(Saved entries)
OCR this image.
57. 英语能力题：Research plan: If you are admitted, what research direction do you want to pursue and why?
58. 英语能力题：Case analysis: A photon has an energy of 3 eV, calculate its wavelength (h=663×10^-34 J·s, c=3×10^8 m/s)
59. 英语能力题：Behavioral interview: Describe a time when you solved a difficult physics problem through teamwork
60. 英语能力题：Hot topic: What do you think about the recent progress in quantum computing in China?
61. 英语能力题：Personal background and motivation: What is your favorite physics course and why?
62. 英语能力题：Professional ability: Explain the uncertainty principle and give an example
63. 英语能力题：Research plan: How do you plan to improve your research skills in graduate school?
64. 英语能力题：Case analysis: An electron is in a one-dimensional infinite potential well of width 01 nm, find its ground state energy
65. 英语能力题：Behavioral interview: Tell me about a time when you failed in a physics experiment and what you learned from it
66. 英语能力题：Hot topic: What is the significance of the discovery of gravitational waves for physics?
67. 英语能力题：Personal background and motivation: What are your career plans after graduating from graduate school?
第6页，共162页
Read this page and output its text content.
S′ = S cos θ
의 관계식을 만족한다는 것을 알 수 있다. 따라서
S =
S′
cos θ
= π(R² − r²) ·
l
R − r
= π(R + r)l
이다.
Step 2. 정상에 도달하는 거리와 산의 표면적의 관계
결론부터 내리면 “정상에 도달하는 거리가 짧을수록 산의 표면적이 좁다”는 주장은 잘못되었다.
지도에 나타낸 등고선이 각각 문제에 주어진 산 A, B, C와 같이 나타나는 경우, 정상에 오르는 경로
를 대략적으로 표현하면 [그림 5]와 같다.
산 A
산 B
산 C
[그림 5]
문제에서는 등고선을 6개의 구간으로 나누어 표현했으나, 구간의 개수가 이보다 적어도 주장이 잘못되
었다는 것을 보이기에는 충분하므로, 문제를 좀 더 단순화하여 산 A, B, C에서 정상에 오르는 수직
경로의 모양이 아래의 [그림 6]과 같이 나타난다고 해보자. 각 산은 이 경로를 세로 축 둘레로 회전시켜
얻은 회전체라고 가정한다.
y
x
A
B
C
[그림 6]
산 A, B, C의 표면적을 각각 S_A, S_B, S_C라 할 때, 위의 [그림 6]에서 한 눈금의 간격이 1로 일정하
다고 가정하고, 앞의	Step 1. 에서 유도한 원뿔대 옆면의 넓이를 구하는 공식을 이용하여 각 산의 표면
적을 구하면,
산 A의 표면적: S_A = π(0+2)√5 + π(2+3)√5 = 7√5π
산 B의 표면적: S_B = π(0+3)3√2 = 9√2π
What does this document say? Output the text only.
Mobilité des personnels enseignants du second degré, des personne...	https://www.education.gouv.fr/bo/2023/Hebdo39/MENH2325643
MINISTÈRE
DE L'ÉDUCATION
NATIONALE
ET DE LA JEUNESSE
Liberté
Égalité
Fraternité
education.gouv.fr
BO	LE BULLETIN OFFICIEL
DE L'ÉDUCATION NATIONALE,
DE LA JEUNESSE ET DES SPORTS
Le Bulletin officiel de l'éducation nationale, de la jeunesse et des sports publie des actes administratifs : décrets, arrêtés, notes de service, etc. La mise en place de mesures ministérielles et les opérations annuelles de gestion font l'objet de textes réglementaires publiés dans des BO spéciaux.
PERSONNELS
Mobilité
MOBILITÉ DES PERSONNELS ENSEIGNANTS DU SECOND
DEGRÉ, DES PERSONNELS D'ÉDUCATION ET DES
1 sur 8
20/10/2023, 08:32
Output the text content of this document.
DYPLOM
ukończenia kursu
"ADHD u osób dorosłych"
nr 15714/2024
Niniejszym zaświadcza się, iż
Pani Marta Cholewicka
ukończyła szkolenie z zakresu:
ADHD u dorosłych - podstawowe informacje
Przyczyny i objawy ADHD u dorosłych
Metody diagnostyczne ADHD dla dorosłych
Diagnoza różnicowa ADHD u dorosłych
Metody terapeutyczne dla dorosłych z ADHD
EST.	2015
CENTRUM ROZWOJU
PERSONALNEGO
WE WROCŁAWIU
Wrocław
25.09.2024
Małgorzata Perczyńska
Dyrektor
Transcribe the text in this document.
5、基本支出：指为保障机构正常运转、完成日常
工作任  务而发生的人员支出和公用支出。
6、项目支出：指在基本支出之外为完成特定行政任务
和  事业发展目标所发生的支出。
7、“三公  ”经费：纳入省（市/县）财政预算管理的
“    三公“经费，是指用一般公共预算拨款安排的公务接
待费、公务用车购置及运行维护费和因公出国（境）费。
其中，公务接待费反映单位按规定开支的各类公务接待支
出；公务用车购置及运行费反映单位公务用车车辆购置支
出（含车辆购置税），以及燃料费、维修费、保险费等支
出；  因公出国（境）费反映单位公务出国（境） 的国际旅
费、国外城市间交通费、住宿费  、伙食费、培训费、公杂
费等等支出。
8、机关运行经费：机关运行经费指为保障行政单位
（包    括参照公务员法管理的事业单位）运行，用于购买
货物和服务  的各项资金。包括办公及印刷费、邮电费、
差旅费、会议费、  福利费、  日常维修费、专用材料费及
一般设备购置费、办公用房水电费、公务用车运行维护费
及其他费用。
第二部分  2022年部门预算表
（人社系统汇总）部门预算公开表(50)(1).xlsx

(TASK GOAL) Among the entries above, how many lines hold the word "motivation"? Reply with only that number.

(SOLUTION TO THIS PROBLEM) 2